[Dataset entries]
┄┄┄┄┄┄┄┄┄┄┄┄┄┄┄┄┄┄┄┄

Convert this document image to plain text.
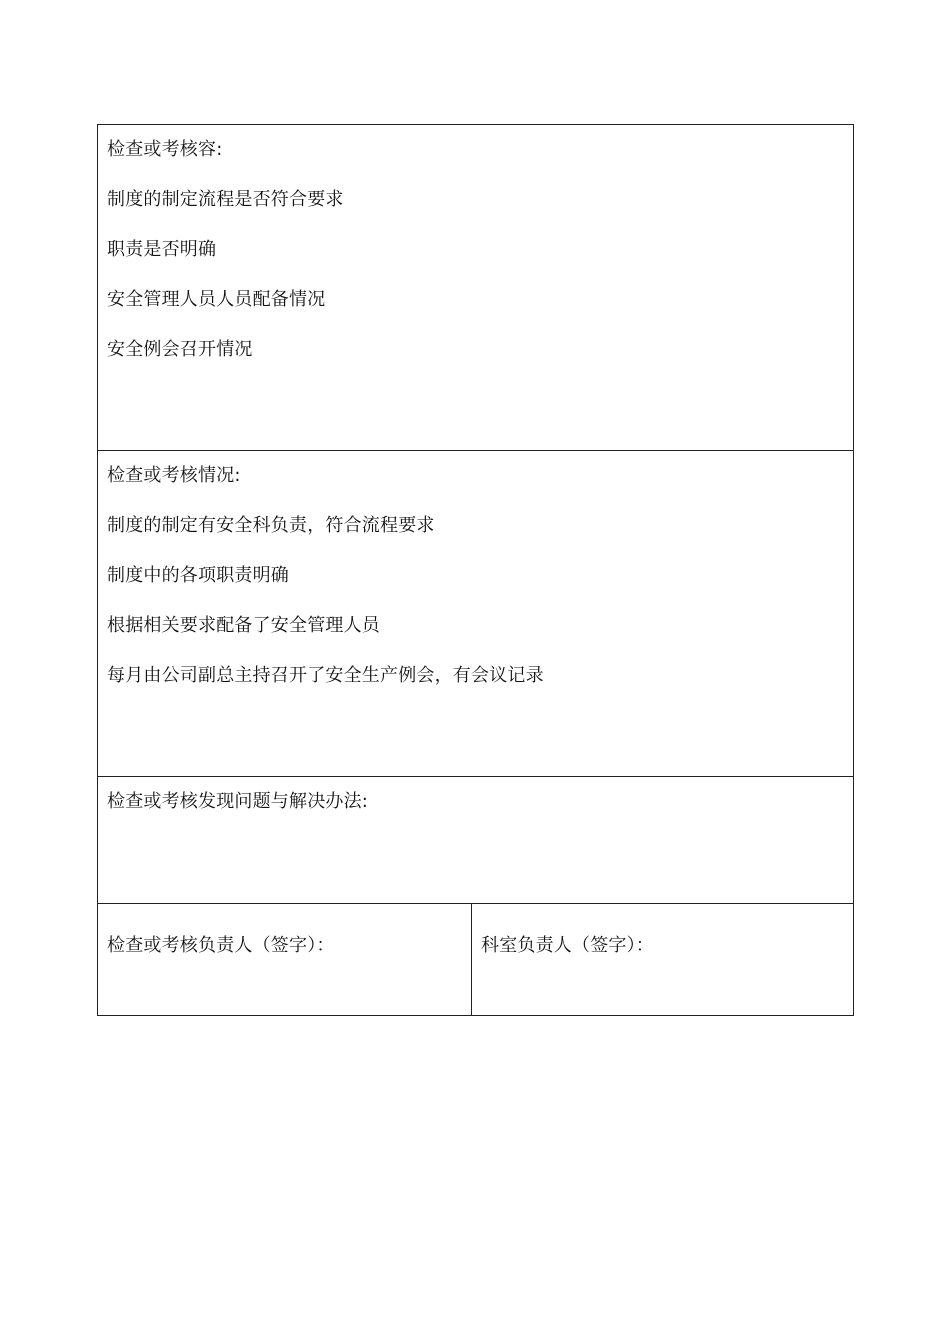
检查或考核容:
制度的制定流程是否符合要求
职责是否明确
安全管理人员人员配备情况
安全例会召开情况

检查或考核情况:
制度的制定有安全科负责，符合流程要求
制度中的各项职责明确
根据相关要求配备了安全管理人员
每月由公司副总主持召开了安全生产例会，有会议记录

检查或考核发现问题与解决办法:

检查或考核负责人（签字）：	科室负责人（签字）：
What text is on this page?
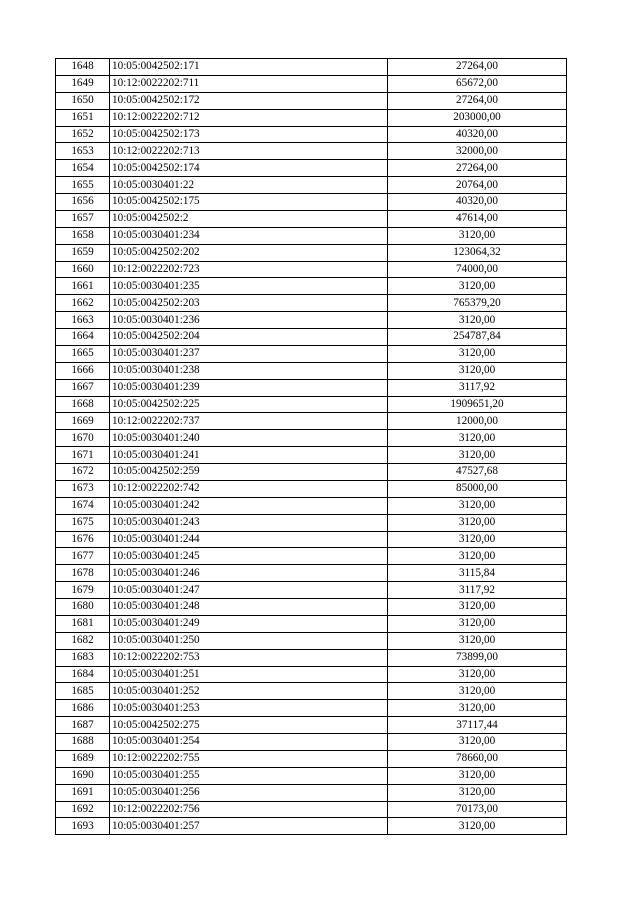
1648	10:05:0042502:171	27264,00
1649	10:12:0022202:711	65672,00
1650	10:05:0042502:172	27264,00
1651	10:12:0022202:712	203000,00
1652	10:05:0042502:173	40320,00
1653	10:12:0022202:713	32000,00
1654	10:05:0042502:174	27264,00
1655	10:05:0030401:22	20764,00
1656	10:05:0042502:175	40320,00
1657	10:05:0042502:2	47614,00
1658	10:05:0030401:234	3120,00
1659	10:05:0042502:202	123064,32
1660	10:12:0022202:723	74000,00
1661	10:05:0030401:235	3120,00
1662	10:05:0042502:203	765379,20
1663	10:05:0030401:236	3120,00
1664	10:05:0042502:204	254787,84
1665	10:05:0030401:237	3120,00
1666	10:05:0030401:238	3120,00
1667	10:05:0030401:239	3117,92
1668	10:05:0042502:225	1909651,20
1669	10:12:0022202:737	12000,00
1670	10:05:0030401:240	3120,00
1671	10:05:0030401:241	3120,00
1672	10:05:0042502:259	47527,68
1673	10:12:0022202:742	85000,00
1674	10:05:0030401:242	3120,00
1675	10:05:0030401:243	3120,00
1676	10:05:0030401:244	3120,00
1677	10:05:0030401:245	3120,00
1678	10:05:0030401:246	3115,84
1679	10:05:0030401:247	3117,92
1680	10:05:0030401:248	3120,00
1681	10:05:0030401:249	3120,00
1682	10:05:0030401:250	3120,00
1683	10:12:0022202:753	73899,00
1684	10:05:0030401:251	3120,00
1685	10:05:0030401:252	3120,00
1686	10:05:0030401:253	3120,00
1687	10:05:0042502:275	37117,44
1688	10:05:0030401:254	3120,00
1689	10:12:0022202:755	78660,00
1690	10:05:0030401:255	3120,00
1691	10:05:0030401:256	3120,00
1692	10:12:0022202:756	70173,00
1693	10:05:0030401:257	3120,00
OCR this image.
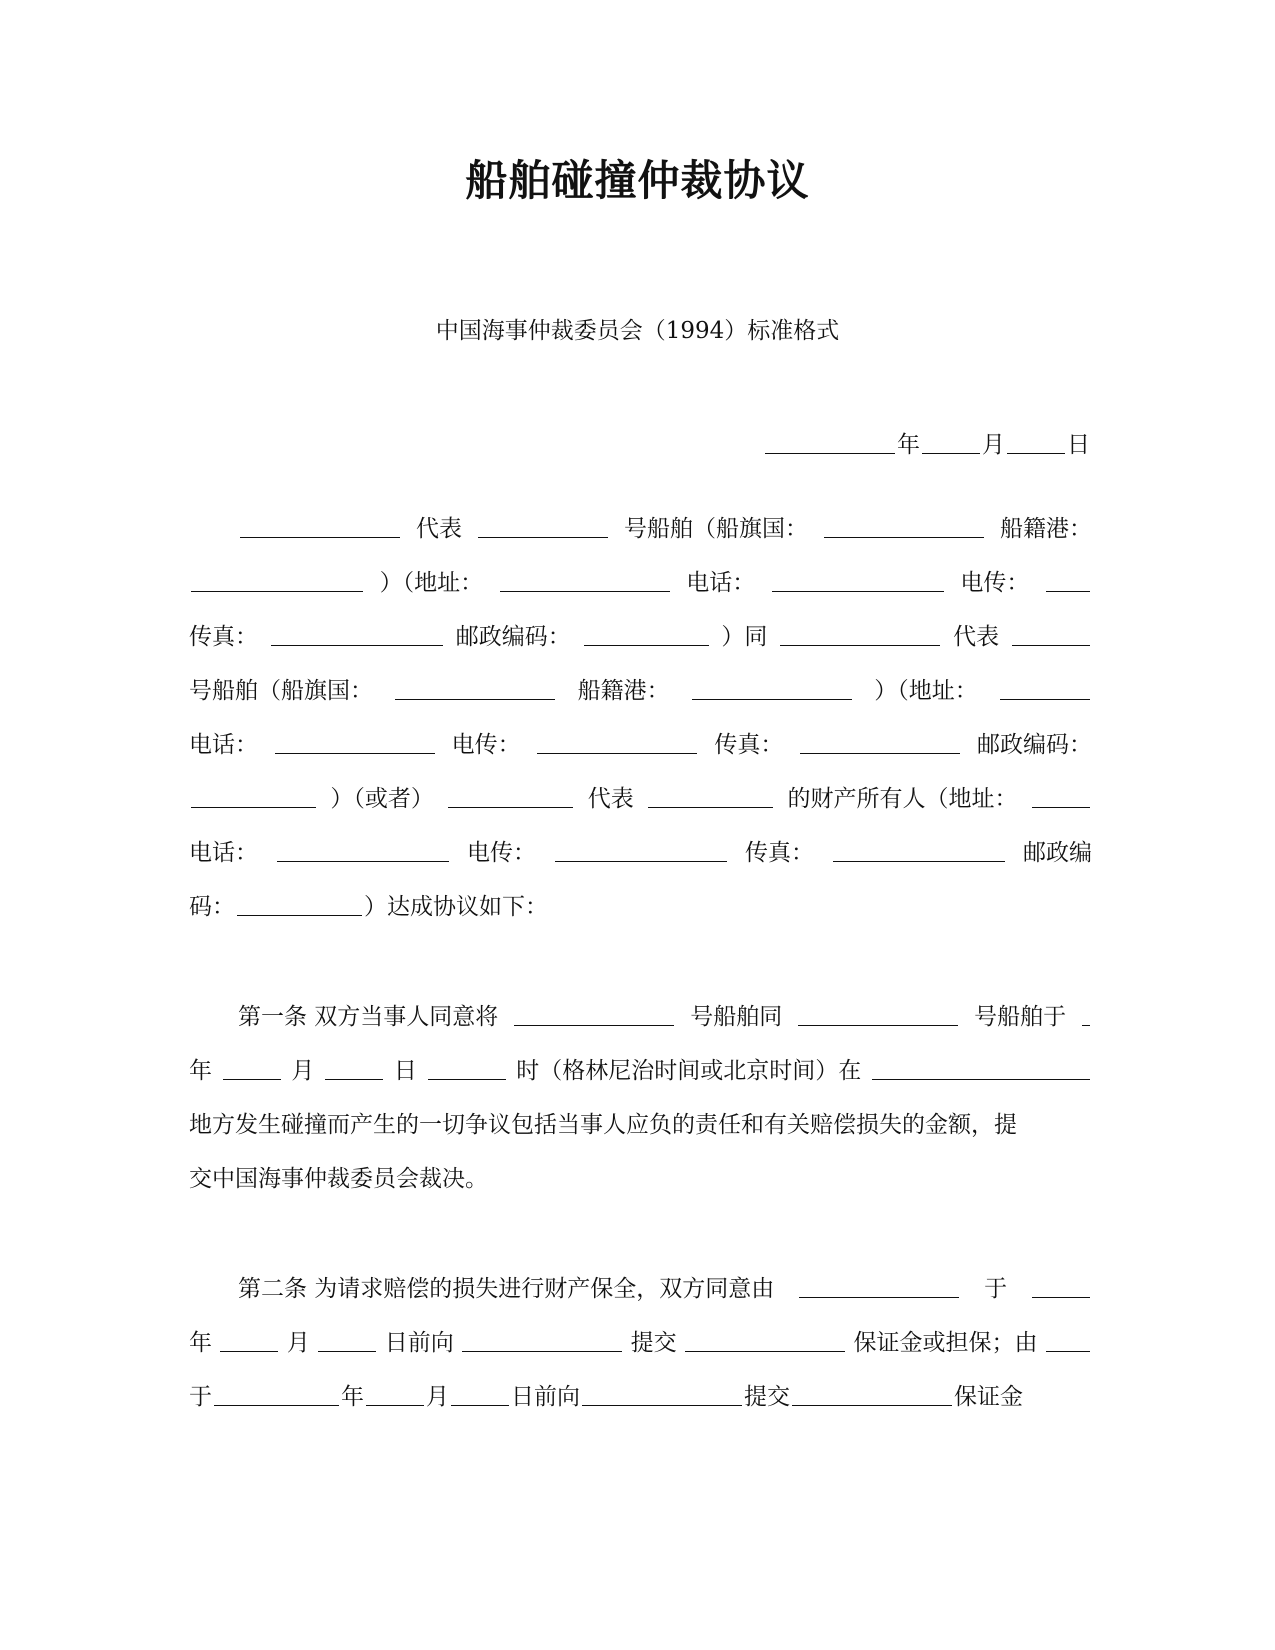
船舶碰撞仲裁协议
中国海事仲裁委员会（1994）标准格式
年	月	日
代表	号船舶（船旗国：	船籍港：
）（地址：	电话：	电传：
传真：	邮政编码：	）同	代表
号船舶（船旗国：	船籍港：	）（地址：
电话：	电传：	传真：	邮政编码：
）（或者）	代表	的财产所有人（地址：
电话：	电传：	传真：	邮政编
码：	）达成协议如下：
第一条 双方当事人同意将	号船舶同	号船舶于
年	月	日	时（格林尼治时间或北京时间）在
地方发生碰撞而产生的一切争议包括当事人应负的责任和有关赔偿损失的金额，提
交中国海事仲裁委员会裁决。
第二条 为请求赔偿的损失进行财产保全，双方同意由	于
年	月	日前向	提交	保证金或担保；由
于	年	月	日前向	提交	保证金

┄┄┄┄┄┄┄┄┄┄┄┄┄┄┄┄┄┄┄┄

**JOB:**
Look through the listing and extract every line with "image" in it.

**CORRECT OUTPUT:**
Convert this document image to plain text.
OCR this image.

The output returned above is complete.